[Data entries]
##############################

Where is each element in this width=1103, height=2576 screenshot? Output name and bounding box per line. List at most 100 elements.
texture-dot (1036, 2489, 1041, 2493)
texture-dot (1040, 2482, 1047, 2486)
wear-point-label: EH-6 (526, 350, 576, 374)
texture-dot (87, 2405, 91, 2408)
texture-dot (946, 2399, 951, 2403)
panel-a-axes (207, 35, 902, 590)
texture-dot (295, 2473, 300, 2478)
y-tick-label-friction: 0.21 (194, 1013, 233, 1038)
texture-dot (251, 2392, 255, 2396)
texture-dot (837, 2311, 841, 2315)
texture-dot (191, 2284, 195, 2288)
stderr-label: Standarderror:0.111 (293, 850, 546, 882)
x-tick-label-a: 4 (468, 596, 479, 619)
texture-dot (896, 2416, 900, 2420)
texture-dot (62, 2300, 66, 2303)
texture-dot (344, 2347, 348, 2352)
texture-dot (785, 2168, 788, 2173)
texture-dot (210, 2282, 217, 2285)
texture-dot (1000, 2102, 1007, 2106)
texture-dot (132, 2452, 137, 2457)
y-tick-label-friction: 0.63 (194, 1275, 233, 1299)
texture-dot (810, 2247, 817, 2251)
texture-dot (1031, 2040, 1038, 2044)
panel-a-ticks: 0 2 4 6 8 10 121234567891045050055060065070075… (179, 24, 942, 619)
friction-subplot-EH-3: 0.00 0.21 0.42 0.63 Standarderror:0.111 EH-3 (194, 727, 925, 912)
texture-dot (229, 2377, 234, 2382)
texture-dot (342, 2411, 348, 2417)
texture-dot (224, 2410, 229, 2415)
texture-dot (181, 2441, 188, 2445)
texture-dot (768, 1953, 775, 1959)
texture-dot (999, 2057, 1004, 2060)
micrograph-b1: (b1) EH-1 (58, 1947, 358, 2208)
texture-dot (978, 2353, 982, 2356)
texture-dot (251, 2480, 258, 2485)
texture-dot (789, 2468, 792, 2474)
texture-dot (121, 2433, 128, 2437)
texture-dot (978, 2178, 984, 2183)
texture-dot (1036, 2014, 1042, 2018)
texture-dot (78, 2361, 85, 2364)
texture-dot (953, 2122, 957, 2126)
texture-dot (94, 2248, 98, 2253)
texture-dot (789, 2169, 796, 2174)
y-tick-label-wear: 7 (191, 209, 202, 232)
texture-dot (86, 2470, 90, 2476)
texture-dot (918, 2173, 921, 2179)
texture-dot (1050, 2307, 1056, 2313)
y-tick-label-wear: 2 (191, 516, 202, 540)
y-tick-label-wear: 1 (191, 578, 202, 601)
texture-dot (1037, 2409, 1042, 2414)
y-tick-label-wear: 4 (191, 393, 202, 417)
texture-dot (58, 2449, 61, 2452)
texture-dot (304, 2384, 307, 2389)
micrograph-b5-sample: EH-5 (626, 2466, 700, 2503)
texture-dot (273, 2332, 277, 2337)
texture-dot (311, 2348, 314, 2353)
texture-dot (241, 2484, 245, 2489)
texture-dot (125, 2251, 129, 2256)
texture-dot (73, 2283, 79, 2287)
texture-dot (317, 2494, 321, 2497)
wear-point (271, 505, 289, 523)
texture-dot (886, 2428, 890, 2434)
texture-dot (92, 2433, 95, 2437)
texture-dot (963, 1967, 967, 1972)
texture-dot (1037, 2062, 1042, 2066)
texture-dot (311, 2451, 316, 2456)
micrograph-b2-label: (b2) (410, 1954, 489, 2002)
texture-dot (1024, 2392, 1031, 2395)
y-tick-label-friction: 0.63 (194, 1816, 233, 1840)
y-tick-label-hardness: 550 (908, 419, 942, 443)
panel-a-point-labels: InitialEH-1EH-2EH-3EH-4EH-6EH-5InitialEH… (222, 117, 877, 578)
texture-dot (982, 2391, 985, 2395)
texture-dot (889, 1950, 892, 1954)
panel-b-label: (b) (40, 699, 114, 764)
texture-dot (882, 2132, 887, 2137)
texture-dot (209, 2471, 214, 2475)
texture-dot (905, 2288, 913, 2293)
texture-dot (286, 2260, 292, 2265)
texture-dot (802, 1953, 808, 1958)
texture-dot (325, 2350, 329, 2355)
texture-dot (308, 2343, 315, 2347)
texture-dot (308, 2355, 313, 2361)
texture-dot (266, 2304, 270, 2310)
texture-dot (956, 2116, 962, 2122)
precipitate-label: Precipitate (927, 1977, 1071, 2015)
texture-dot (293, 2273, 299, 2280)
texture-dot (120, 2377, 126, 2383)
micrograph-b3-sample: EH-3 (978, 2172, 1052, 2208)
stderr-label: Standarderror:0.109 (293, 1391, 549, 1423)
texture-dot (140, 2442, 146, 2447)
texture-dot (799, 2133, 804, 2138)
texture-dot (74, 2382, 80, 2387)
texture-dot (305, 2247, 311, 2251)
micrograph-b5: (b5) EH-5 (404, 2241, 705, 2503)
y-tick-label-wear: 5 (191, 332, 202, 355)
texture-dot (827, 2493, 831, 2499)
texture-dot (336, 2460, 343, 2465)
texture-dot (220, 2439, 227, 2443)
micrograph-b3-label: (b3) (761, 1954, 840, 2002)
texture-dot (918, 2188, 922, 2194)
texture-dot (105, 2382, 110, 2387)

##############################

**THE REQUEST**.
Rewrite every item above, replacing "texture-dot" with "speckle" wherever it occurs and keeping everything else unchanged.

**FULL SOLUTION**.
Where is each element in this width=1103, height=2576 screenshot? Output name and bounding box per line. List at most 100 elements.
speckle (1036, 2489, 1041, 2493)
speckle (1040, 2482, 1047, 2486)
wear-point-label: EH-6 (526, 350, 576, 374)
speckle (87, 2405, 91, 2408)
speckle (946, 2399, 951, 2403)
panel-a-axes (207, 35, 902, 590)
speckle (295, 2473, 300, 2478)
y-tick-label-friction: 0.21 (194, 1013, 233, 1038)
speckle (251, 2392, 255, 2396)
speckle (837, 2311, 841, 2315)
speckle (191, 2284, 195, 2288)
stderr-label: Standarderror:0.111 (293, 850, 546, 882)
x-tick-label-a: 4 (468, 596, 479, 619)
speckle (896, 2416, 900, 2420)
speckle (62, 2300, 66, 2303)
speckle (344, 2347, 348, 2352)
speckle (785, 2168, 788, 2173)
speckle (210, 2282, 217, 2285)
speckle (1000, 2102, 1007, 2106)
speckle (132, 2452, 137, 2457)
y-tick-label-friction: 0.63 (194, 1275, 233, 1299)
speckle (810, 2247, 817, 2251)
speckle (1031, 2040, 1038, 2044)
panel-a-ticks: 0 2 4 6 8 10 121234567891045050055060065070075… (179, 24, 942, 619)
friction-subplot-EH-3: 0.00 0.21 0.42 0.63 Standarderror:0.111 EH-3 (194, 727, 925, 912)
speckle (229, 2377, 234, 2382)
speckle (342, 2411, 348, 2417)
speckle (224, 2410, 229, 2415)
speckle (181, 2441, 188, 2445)
speckle (768, 1953, 775, 1959)
speckle (999, 2057, 1004, 2060)
micrograph-b1: (b1) EH-1 (58, 1947, 358, 2208)
speckle (978, 2353, 982, 2356)
speckle (251, 2480, 258, 2485)
speckle (789, 2468, 792, 2474)
speckle (121, 2433, 128, 2437)
speckle (978, 2178, 984, 2183)
speckle (1036, 2014, 1042, 2018)
speckle (78, 2361, 85, 2364)
speckle (953, 2122, 957, 2126)
speckle (94, 2248, 98, 2253)
speckle (789, 2169, 796, 2174)
y-tick-label-wear: 7 (191, 209, 202, 232)
speckle (86, 2470, 90, 2476)
speckle (918, 2173, 921, 2179)
speckle (1050, 2307, 1056, 2313)
y-tick-label-wear: 2 (191, 516, 202, 540)
y-tick-label-wear: 1 (191, 578, 202, 601)
speckle (1037, 2409, 1042, 2414)
y-tick-label-wear: 4 (191, 393, 202, 417)
speckle (58, 2449, 61, 2452)
speckle (304, 2384, 307, 2389)
micrograph-b5-sample: EH-5 (626, 2466, 700, 2503)
speckle (273, 2332, 277, 2337)
speckle (311, 2348, 314, 2353)
speckle (241, 2484, 245, 2489)
speckle (125, 2251, 129, 2256)
speckle (73, 2283, 79, 2287)
speckle (317, 2494, 321, 2497)
wear-point (271, 505, 289, 523)
speckle (886, 2428, 890, 2434)
speckle (92, 2433, 95, 2437)
speckle (963, 1967, 967, 1972)
speckle (1037, 2062, 1042, 2066)
speckle (311, 2451, 316, 2456)
micrograph-b2-label: (b2) (410, 1954, 489, 2002)
speckle (1024, 2392, 1031, 2395)
y-tick-label-friction: 0.63 (194, 1816, 233, 1840)
y-tick-label-hardness: 550 (908, 419, 942, 443)
panel-a-point-labels: InitialEH-1EH-2EH-3EH-4EH-6EH-5InitialEH… (222, 117, 877, 578)
speckle (982, 2391, 985, 2395)
speckle (889, 1950, 892, 1954)
panel-b-label: (b) (40, 699, 114, 764)
speckle (882, 2132, 887, 2137)
speckle (209, 2471, 214, 2475)
speckle (905, 2288, 913, 2293)
speckle (286, 2260, 292, 2265)
speckle (802, 1953, 808, 1958)
speckle (325, 2350, 329, 2355)
speckle (308, 2343, 315, 2347)
speckle (308, 2355, 313, 2361)
speckle (266, 2304, 270, 2310)
speckle (956, 2116, 962, 2122)
precipitate-label: Precipitate (927, 1977, 1071, 2015)
speckle (293, 2273, 299, 2280)
speckle (120, 2377, 126, 2383)
micrograph-b3-sample: EH-3 (978, 2172, 1052, 2208)
stderr-label: Standarderror:0.109 (293, 1391, 549, 1423)
speckle (140, 2442, 146, 2447)
speckle (799, 2133, 804, 2138)
speckle (74, 2382, 80, 2387)
speckle (305, 2247, 311, 2251)
micrograph-b5: (b5) EH-5 (404, 2241, 705, 2503)
y-tick-label-wear: 5 (191, 332, 202, 355)
speckle (827, 2493, 831, 2499)
speckle (336, 2460, 343, 2465)
speckle (220, 2439, 227, 2443)
micrograph-b3-label: (b3) (761, 1954, 840, 2002)
speckle (918, 2188, 922, 2194)
speckle (105, 2382, 110, 2387)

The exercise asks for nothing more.